# [EXERCISE PROMPT]
Transcribe the listing that follows in full, omitting pictures.

# [STORED DATA]
********************
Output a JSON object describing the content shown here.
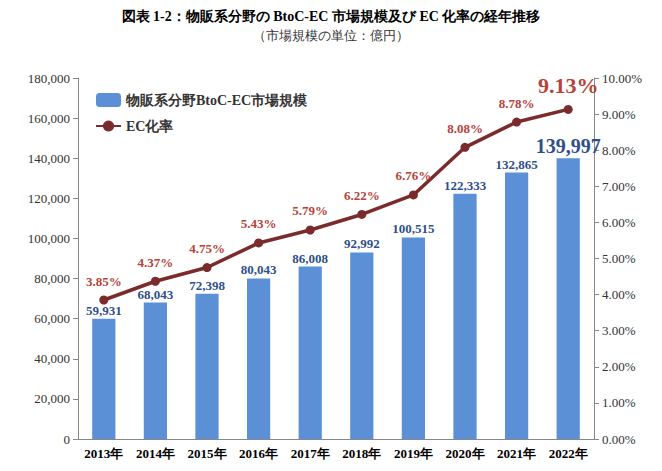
{
  "chart_data": {
    "type": "bar",
    "title": "図表 1-2：物販系分野の BtoC-EC 市場規模及び EC 化率の経年推移",
    "subtitle": "（市場規模の単位：億円）",
    "categories": [
      "2013年",
      "2014年",
      "2015年",
      "2016年",
      "2017年",
      "2018年",
      "2019年",
      "2020年",
      "2021年",
      "2022年"
    ],
    "series": [
      {
        "name": "物販系分野BtoC-EC市場規模",
        "type": "bar",
        "color": "#5b8fd6",
        "values": [
          59931,
          68043,
          72398,
          80043,
          86008,
          92992,
          100515,
          122333,
          132865,
          139997
        ],
        "value_labels": [
          "59,931",
          "68,043",
          "72,398",
          "80,043",
          "86,008",
          "92,992",
          "100,515",
          "122,333",
          "132,865",
          "139,997"
        ]
      },
      {
        "name": "EC化率",
        "type": "line",
        "color": "#7b2b2b",
        "marker": "circle",
        "axis": "y2",
        "values": [
          3.85,
          4.37,
          4.75,
          5.43,
          5.79,
          6.22,
          6.76,
          8.08,
          8.78,
          9.13
        ],
        "value_labels": [
          "3.85%",
          "4.37%",
          "4.75%",
          "5.43%",
          "5.79%",
          "6.22%",
          "6.76%",
          "8.08%",
          "8.78%",
          "9.13%"
        ]
      }
    ],
    "ylim": [
      0,
      180000
    ],
    "yticks": [
      {
        "value": 0,
        "label": "0"
      },
      {
        "value": 20000,
        "label": "20,000"
      },
      {
        "value": 40000,
        "label": "40,000"
      },
      {
        "value": 60000,
        "label": "60,000"
      },
      {
        "value": 80000,
        "label": "80,000"
      },
      {
        "value": 100000,
        "label": "100,000"
      },
      {
        "value": 120000,
        "label": "120,000"
      },
      {
        "value": 140000,
        "label": "140,000"
      },
      {
        "value": 160000,
        "label": "160,000"
      },
      {
        "value": 180000,
        "label": "180,000"
      }
    ],
    "y2lim": [
      0,
      10
    ],
    "y2ticks": [
      {
        "value": 0,
        "label": "0.00%"
      },
      {
        "value": 1,
        "label": "1.00%"
      },
      {
        "value": 2,
        "label": "2.00%"
      },
      {
        "value": 3,
        "label": "3.00%"
      },
      {
        "value": 4,
        "label": "4.00%"
      },
      {
        "value": 5,
        "label": "5.00%"
      },
      {
        "value": 6,
        "label": "6.00%"
      },
      {
        "value": 7,
        "label": "7.00%"
      },
      {
        "value": 8,
        "label": "8.00%"
      },
      {
        "value": 9,
        "label": "9.00%"
      },
      {
        "value": 10,
        "label": "10.00%"
      }
    ],
    "grid": false,
    "legend": "upper left",
    "data_labels": true
  }
}
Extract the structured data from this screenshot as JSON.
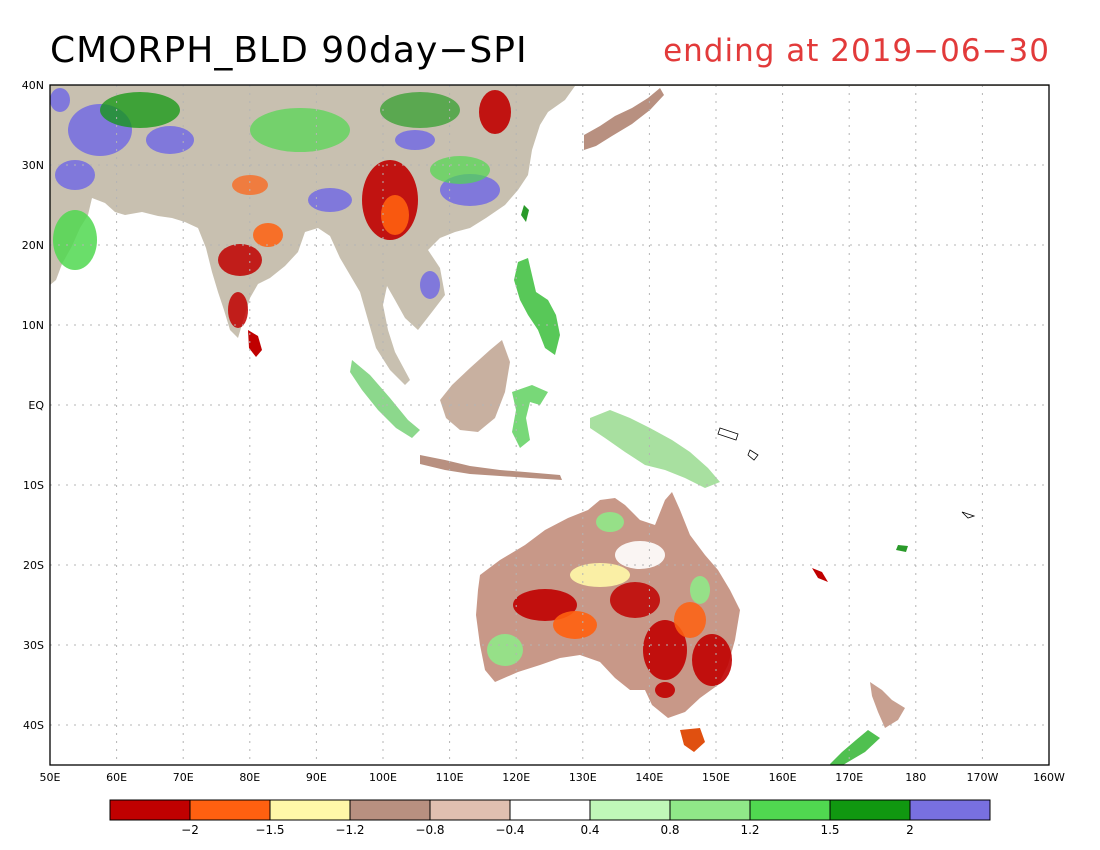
{
  "title": "CMORPH_BLD 90day−SPI",
  "subtitle": "ending at 2019−06−30",
  "colors": {
    "subtitle": "#e23a3a",
    "grid": "#b4b4b4",
    "coast": "#000000"
  },
  "axes": {
    "lat_labels": [
      "40N",
      "30N",
      "20N",
      "10N",
      "EQ",
      "10S",
      "20S",
      "30S",
      "40S"
    ],
    "lon_labels": [
      "50E",
      "60E",
      "70E",
      "80E",
      "90E",
      "100E",
      "110E",
      "120E",
      "130E",
      "140E",
      "150E",
      "160E",
      "170E",
      "180",
      "170W",
      "160W"
    ]
  },
  "legend": {
    "colors": [
      "#c00000",
      "#ff6010",
      "#fff8a8",
      "#b89080",
      "#e0bfb0",
      "#ffffff",
      "#c0f8b8",
      "#90e888",
      "#50d850",
      "#109810",
      "#7870e0"
    ],
    "labels": [
      "−2",
      "−1.5",
      "−1.2",
      "−0.8",
      "−0.4",
      "0.4",
      "0.8",
      "1.2",
      "1.5",
      "2"
    ]
  }
}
********************
# [SOLUTION FOR THIS TASK]
Output a JSON object describing the content shown here.
{
  "chart_data": {
    "type": "bar",
    "title": "図表 1-2：物販系分野の BtoC-EC 市場規模及び EC 化率の経年推移",
    "subtitle": "（市場規模の単位：億円）",
    "categories": [
      "2013年",
      "2014年",
      "2015年",
      "2016年",
      "2017年",
      "2018年",
      "2019年",
      "2020年",
      "2021年",
      "2022年"
    ],
    "series": [
      {
        "name": "物販系分野BtoC-EC市場規模",
        "type": "bar",
        "color": "#5b8fd6",
        "values": [
          59931,
          68043,
          72398,
          80043,
          86008,
          92992,
          100515,
          122333,
          132865,
          139997
        ],
        "value_labels": [
          "59,931",
          "68,043",
          "72,398",
          "80,043",
          "86,008",
          "92,992",
          "100,515",
          "122,333",
          "132,865",
          "139,997"
        ]
      },
      {
        "name": "EC化率",
        "type": "line",
        "color": "#7b2b2b",
        "marker": "circle",
        "axis": "y2",
        "values": [
          3.85,
          4.37,
          4.75,
          5.43,
          5.79,
          6.22,
          6.76,
          8.08,
          8.78,
          9.13
        ],
        "value_labels": [
          "3.85%",
          "4.37%",
          "4.75%",
          "5.43%",
          "5.79%",
          "6.22%",
          "6.76%",
          "8.08%",
          "8.78%",
          "9.13%"
        ]
      }
    ],
    "ylim": [
      0,
      180000
    ],
    "yticks": [
      {
        "value": 0,
        "label": "0"
      },
      {
        "value": 20000,
        "label": "20,000"
      },
      {
        "value": 40000,
        "label": "40,000"
      },
      {
        "value": 60000,
        "label": "60,000"
      },
      {
        "value": 80000,
        "label": "80,000"
      },
      {
        "value": 100000,
        "label": "100,000"
      },
      {
        "value": 120000,
        "label": "120,000"
      },
      {
        "value": 140000,
        "label": "140,000"
      },
      {
        "value": 160000,
        "label": "160,000"
      },
      {
        "value": 180000,
        "label": "180,000"
      }
    ],
    "y2lim": [
      0,
      10
    ],
    "y2ticks": [
      {
        "value": 0,
        "label": "0.00%"
      },
      {
        "value": 1,
        "label": "1.00%"
      },
      {
        "value": 2,
        "label": "2.00%"
      },
      {
        "value": 3,
        "label": "3.00%"
      },
      {
        "value": 4,
        "label": "4.00%"
      },
      {
        "value": 5,
        "label": "5.00%"
      },
      {
        "value": 6,
        "label": "6.00%"
      },
      {
        "value": 7,
        "label": "7.00%"
      },
      {
        "value": 8,
        "label": "8.00%"
      },
      {
        "value": 9,
        "label": "9.00%"
      },
      {
        "value": 10,
        "label": "10.00%"
      }
    ],
    "grid": false,
    "legend": "upper left",
    "data_labels": true
  }
}
Extract the structured data from this screenshot as JSON.
{
  "title": "CMORPH_BLD 90day−SPI",
  "subtitle": "ending at 2019−06−30",
  "colors": {
    "subtitle": "#e23a3a",
    "grid": "#b4b4b4",
    "coast": "#000000"
  },
  "axes": {
    "lat_labels": [
      "40N",
      "30N",
      "20N",
      "10N",
      "EQ",
      "10S",
      "20S",
      "30S",
      "40S"
    ],
    "lon_labels": [
      "50E",
      "60E",
      "70E",
      "80E",
      "90E",
      "100E",
      "110E",
      "120E",
      "130E",
      "140E",
      "150E",
      "160E",
      "170E",
      "180",
      "170W",
      "160W"
    ]
  },
  "legend": {
    "colors": [
      "#c00000",
      "#ff6010",
      "#fff8a8",
      "#b89080",
      "#e0bfb0",
      "#ffffff",
      "#c0f8b8",
      "#90e888",
      "#50d850",
      "#109810",
      "#7870e0"
    ],
    "labels": [
      "−2",
      "−1.5",
      "−1.2",
      "−0.8",
      "−0.4",
      "0.4",
      "0.8",
      "1.2",
      "1.5",
      "2"
    ]
  }
}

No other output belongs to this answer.